**Text excerpt**
But the redshirt rule also applies for injuries later in the season. As Patterson said last month, freshmen sometimes aren’t ready to play early on in the season but develop enough to become an option later in the year.
Again, that would limit the number of snaps (and the number of opportunities for a player to be injured).
“It’s an unbelievable rule,” Patterson said last month at his Patterson Foundation fundraising event. “We haven’t changed the redshirt rule since it was like 10 games with 125 scholarships. Now we have 85 scholarships and play 14, 15 games.”
The big question, though, is how schools will handle the redshirt rule with highly-touted prospects, especially at the quarterback position. Yes, it’d be good for programs to get the future stars game action, but the right opportunity has to present itself.
Patterson and his coaching staff could find themselves in this predicament later this season with regards to freshman quarterback Justin Rogers.

**Entries**

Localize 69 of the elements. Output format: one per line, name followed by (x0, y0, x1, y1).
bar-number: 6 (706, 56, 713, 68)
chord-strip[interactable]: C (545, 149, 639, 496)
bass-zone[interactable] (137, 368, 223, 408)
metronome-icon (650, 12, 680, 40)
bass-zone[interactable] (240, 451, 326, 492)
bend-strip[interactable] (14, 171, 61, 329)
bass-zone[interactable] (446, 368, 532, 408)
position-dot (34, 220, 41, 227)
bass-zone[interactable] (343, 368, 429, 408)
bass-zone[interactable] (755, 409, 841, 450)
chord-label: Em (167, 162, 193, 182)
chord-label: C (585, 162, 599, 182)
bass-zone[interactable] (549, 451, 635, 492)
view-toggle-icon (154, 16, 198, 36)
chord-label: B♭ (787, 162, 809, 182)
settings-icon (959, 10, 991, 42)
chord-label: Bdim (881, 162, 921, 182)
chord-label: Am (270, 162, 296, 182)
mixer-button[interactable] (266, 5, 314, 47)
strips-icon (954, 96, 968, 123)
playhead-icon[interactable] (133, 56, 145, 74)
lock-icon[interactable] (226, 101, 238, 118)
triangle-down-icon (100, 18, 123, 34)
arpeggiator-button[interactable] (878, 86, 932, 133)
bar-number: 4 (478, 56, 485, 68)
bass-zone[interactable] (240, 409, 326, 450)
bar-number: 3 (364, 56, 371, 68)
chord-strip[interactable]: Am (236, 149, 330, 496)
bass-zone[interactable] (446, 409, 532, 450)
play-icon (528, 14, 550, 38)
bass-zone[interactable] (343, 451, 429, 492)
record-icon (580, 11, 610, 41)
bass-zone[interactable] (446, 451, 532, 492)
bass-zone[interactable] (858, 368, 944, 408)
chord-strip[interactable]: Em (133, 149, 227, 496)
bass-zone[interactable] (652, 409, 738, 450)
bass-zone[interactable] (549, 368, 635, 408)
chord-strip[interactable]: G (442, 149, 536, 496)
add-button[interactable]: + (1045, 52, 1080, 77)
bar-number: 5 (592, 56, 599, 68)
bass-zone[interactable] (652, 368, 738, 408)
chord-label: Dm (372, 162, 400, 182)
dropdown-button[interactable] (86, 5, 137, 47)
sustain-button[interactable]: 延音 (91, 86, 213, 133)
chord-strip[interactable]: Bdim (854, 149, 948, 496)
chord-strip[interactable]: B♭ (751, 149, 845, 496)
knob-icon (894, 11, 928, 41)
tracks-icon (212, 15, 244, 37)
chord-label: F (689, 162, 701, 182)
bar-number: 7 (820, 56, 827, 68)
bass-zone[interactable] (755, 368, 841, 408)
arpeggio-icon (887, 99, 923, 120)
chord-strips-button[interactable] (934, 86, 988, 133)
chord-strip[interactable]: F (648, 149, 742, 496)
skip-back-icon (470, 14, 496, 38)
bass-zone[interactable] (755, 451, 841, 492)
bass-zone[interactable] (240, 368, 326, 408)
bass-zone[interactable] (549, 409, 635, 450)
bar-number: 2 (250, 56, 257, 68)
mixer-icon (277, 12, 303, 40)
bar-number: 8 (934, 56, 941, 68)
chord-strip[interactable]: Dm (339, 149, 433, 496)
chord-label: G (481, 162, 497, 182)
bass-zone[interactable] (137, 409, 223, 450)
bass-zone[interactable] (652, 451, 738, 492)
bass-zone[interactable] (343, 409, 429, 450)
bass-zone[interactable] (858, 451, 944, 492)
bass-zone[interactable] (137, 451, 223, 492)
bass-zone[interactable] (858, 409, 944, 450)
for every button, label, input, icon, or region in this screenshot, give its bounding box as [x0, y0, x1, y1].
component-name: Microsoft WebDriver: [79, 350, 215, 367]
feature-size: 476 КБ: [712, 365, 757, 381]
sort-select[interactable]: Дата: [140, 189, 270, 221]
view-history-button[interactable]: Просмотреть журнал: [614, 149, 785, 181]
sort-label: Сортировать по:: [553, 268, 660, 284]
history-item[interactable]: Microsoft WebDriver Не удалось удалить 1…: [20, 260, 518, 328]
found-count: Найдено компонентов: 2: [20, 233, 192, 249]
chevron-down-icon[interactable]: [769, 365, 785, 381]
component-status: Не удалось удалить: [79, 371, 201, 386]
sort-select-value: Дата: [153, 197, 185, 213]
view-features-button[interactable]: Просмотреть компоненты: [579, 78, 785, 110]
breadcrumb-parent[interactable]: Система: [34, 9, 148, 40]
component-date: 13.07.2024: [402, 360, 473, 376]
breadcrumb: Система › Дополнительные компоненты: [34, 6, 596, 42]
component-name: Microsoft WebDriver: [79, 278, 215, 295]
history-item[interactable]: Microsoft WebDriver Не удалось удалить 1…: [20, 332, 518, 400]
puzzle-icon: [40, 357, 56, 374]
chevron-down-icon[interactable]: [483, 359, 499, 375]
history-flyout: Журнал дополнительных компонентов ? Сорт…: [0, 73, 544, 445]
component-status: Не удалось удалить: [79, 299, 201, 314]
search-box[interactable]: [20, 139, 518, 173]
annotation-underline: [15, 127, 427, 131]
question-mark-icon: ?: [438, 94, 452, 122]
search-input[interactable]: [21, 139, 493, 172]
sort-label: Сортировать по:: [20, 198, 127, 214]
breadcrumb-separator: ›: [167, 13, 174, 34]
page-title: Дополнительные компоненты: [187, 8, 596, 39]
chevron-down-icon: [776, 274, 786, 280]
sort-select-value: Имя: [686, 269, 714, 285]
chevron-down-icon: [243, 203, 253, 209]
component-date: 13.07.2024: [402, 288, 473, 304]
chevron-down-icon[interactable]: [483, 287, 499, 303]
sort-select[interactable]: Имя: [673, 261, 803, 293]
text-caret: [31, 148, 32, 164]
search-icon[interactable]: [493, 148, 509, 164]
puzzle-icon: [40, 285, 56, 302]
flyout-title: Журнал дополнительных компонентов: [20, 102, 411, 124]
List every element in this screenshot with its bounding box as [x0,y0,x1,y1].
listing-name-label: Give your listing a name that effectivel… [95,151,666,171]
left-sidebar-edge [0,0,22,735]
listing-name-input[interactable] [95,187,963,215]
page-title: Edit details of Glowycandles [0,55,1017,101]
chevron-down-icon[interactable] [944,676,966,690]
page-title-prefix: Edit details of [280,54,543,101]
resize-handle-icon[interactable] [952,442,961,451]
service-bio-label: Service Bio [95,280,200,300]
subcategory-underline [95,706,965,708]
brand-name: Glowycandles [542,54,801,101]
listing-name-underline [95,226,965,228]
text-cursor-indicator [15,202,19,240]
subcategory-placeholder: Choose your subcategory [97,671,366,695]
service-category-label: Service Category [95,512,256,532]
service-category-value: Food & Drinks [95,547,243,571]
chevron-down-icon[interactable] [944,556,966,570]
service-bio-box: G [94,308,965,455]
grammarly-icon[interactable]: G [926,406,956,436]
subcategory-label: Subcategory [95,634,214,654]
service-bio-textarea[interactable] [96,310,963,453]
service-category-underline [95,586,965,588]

**Work to be completed**
Please transcribe the redshirt rule text in full, word for word. Work only from the redshirt rule text and leave the material aside.

**Correct response**
But the redshirt rule also applies for injuries later in the season. As Patterson said last month, freshmen sometimes aren’t ready to play early on in the season but develop enough to become an option later in the year.
Again, that would limit the number of snaps (and the number of opportunities for a player to be injured).
“It’s an unbelievable rule,” Patterson said last month at his Patterson Foundation fundraising event. “We haven’t changed the redshirt rule since it was like 10 games with 125 scholarships. Now we have 85 scholarships and play 14, 15 games.”
The big question, though, is how schools will handle the redshirt rule with highly-touted prospects, especially at the quarterback position. Yes, it’d be good for programs to get the future stars game action, but the right opportunity has to present itself.
Patterson and his coaching staff could find themselves in this predicament later this season with regards to freshman quarterback Justin Rogers.